> EXERCISE AIM
Show every line in the entries below where the word "page" appears.

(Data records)
○ ○ ○

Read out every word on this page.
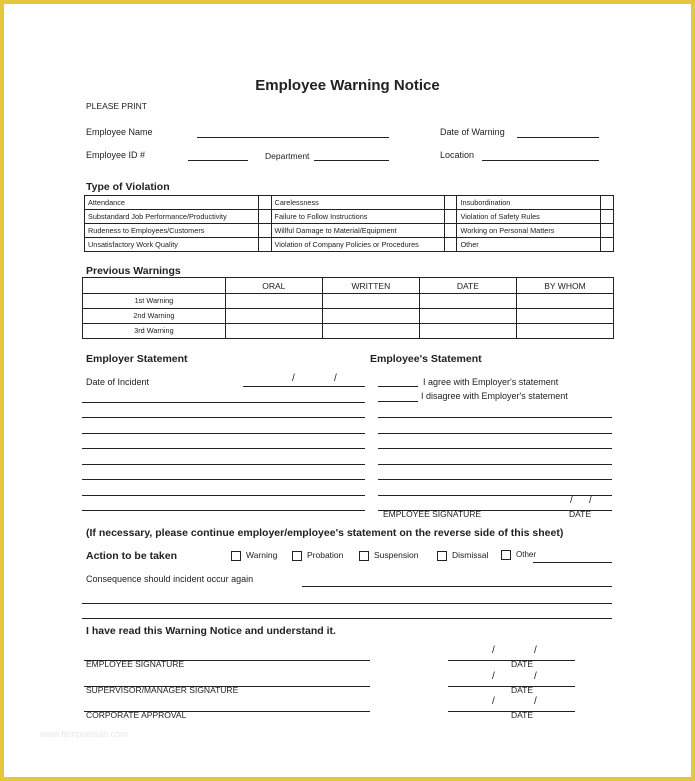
Employee Warning Notice
PLEASE PRINT
Employee Name	Date of Warning
Employee ID #	Department	Location
Type of Violation
Attendance		Carelessness		Insubordination	
Substandard Job Performance/Productivity		Failure to Follow Instructions		Violation of Safety Rules	
Rudeness to Employees/Customers		Willful Damage to Material/Equipment		Working on Personal Matters	
Unsatisfactory Work Quality		Violation of Company Policies or Procedures		Other	
Previous Warnings
	ORAL	WRITTEN	DATE	BY WHOM
1st Warning				
2nd Warning				
3rd Warning				
Employer Statement
Date of Incident	/	/
Employee's Statement
I agree with Employer's statement
I disagree with Employer's statement
EMPLOYEE SIGNATURE
/ /
DATE
(If necessary, please continue employer/employee's statement on the reverse side of this sheet)
Action to be taken	Warning	Probation	Suspension	Dismissal	Other
Consequence should incident occur again
I have read this Warning Notice and understand it.
EMPLOYEE SIGNATURE
/	/
DATE
SUPERVISOR/MANAGER SIGNATURE
/	/
DATE
CORPORATE APPROVAL
/	/
DATE
www.templatelab.com
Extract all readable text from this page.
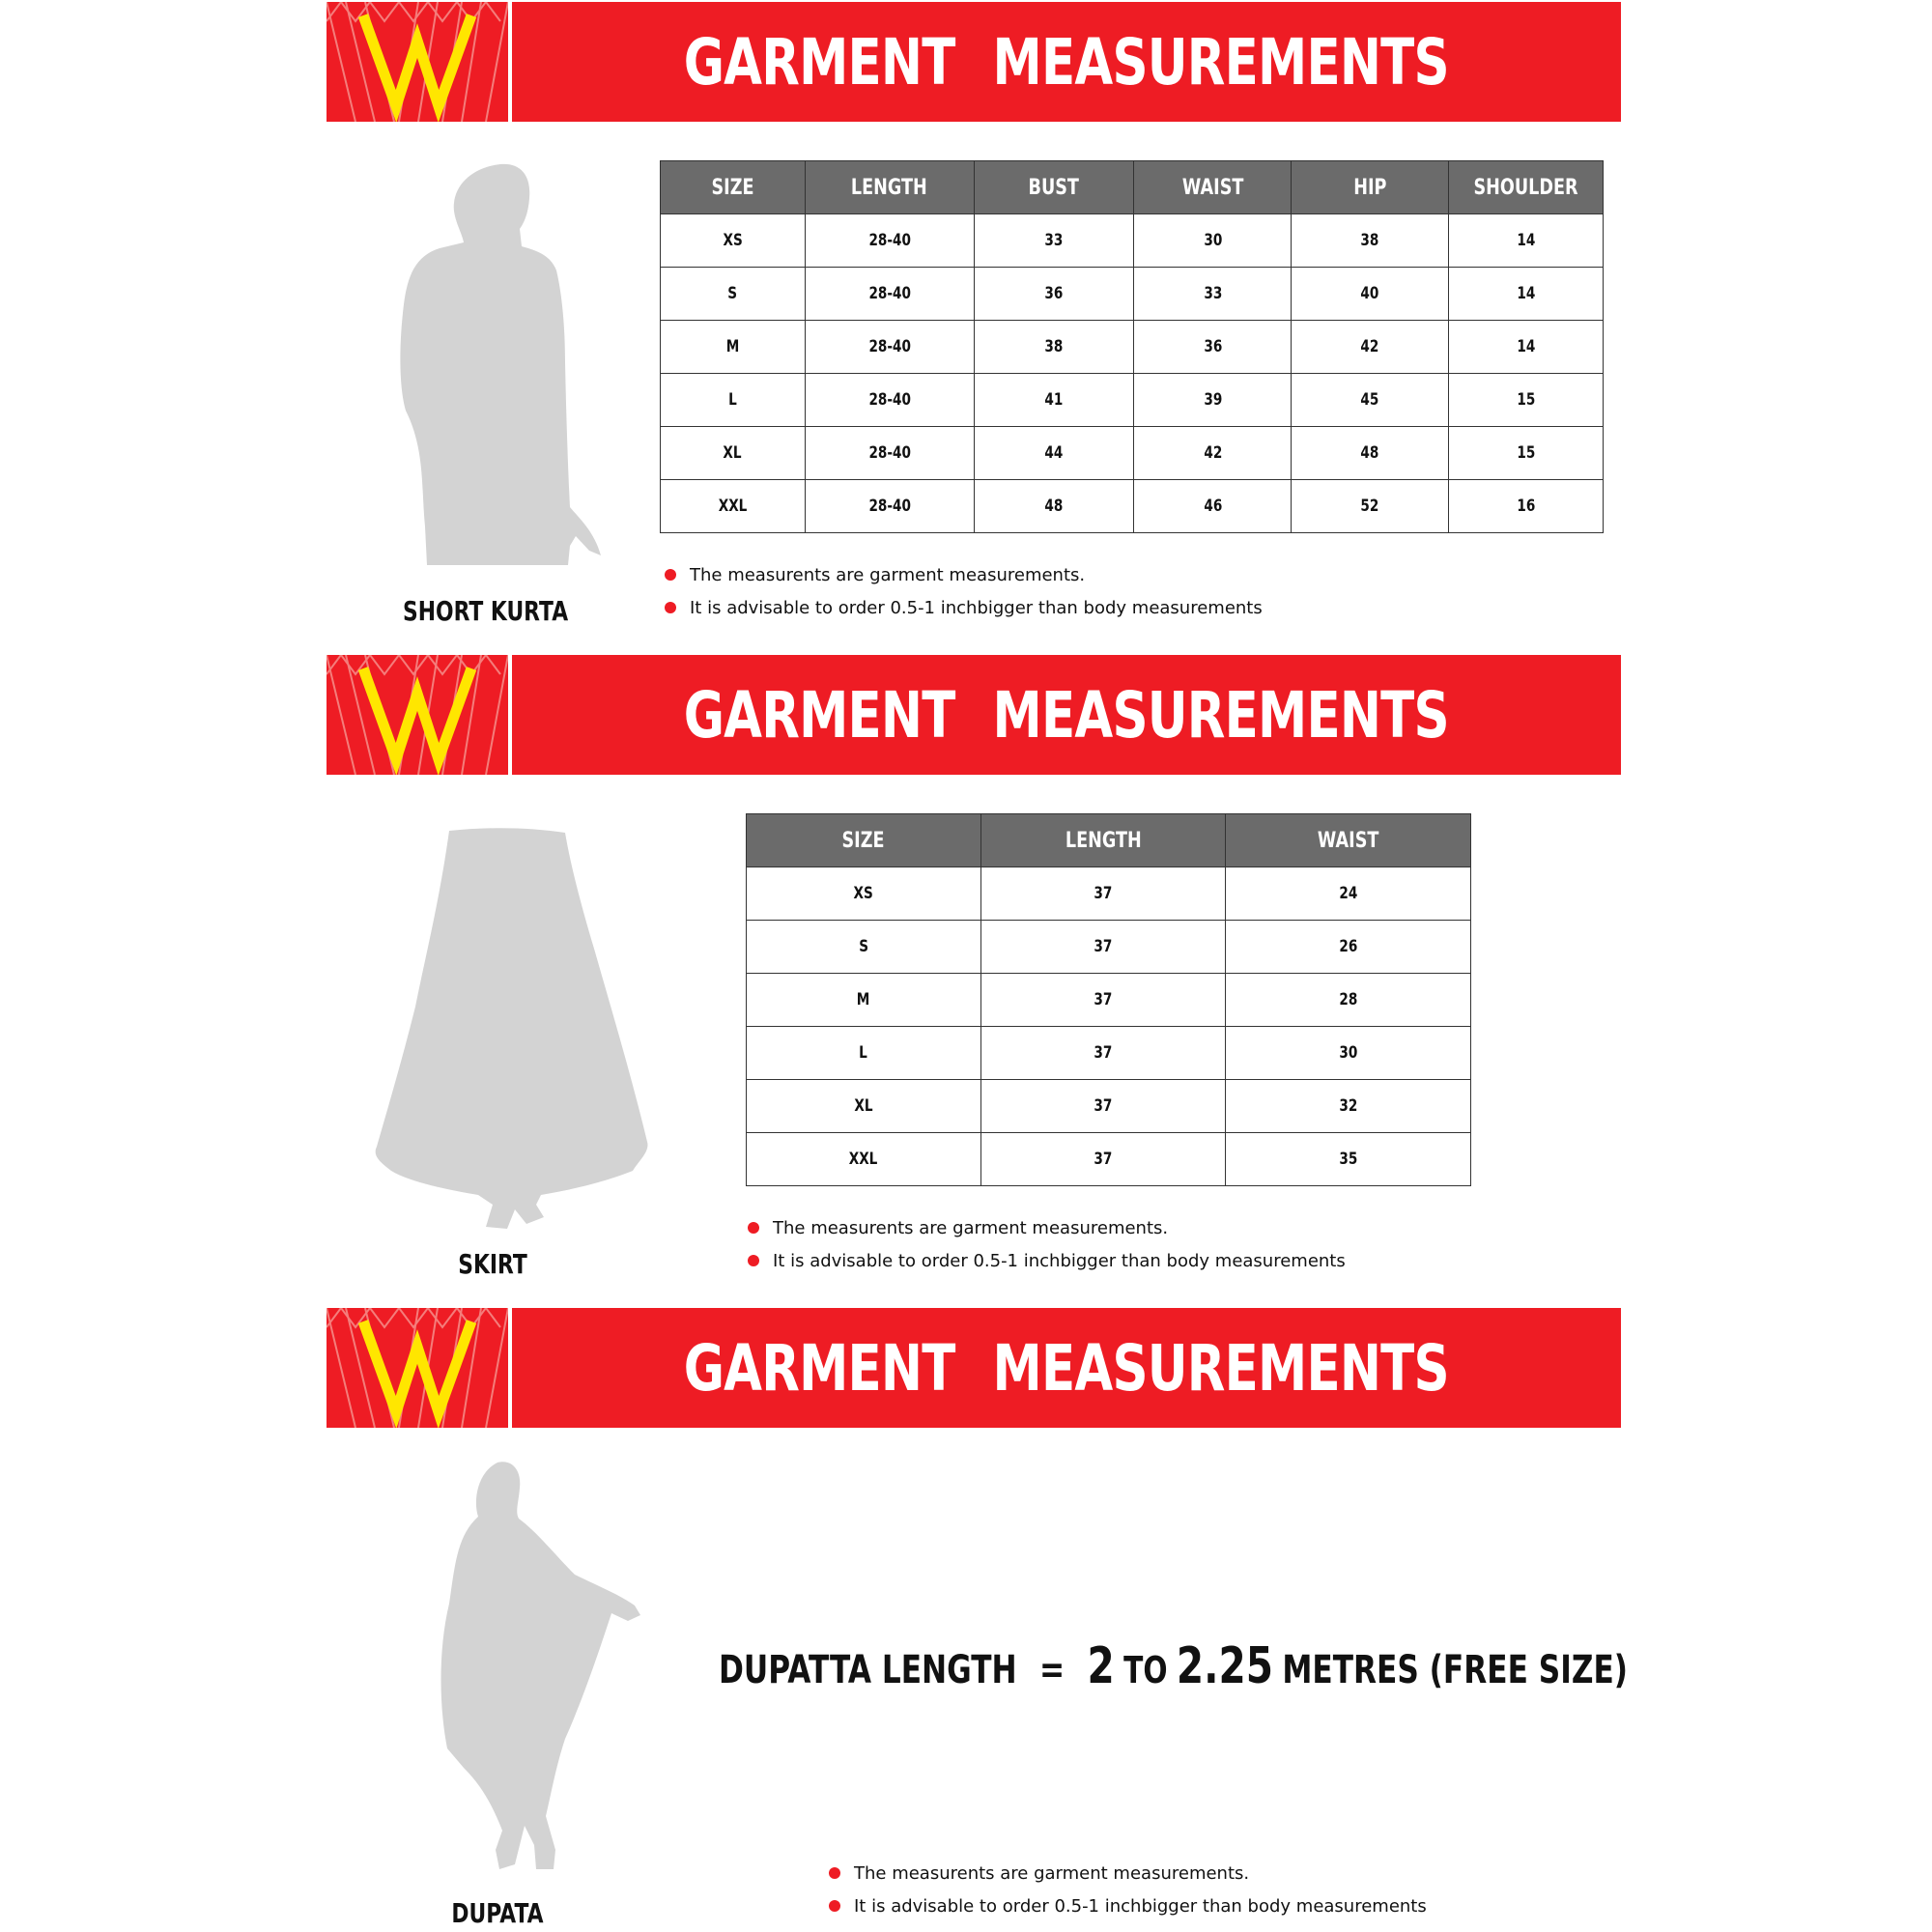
GARMENT MEASUREMENTS
SHORT KURTA
SIZE	LENGTH	BUST	WAIST	HIP	SHOULDER
XS	28-40	33	30	38	14
S	28-40	36	33	40	14
M	28-40	38	36	42	14
L	28-40	41	39	45	15
XL	28-40	44	42	48	15
XXL	28-40	48	46	52	16
The measurents are garment measurements.
It is advisable to order 0.5-1 inchbigger than body measurements
GARMENT MEASUREMENTS
SKIRT
SIZE	LENGTH	WAIST
XS	37	24
S	37	26
M	37	28
L	37	30
XL	37	32
XXL	37	35
The measurents are garment measurements.
It is advisable to order 0.5-1 inchbigger than body measurements
GARMENT MEASUREMENTS
DUPATA
The measurents are garment measurements.
It is advisable to order 0.5-1 inchbigger than body measurements
DUPATTA LENGTH = 2 TO 2.25 METRES (FREE SIZE)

○ ○ ○

> WORKED ANSWER
Read out every word on this page.
Extract all readable text from this page.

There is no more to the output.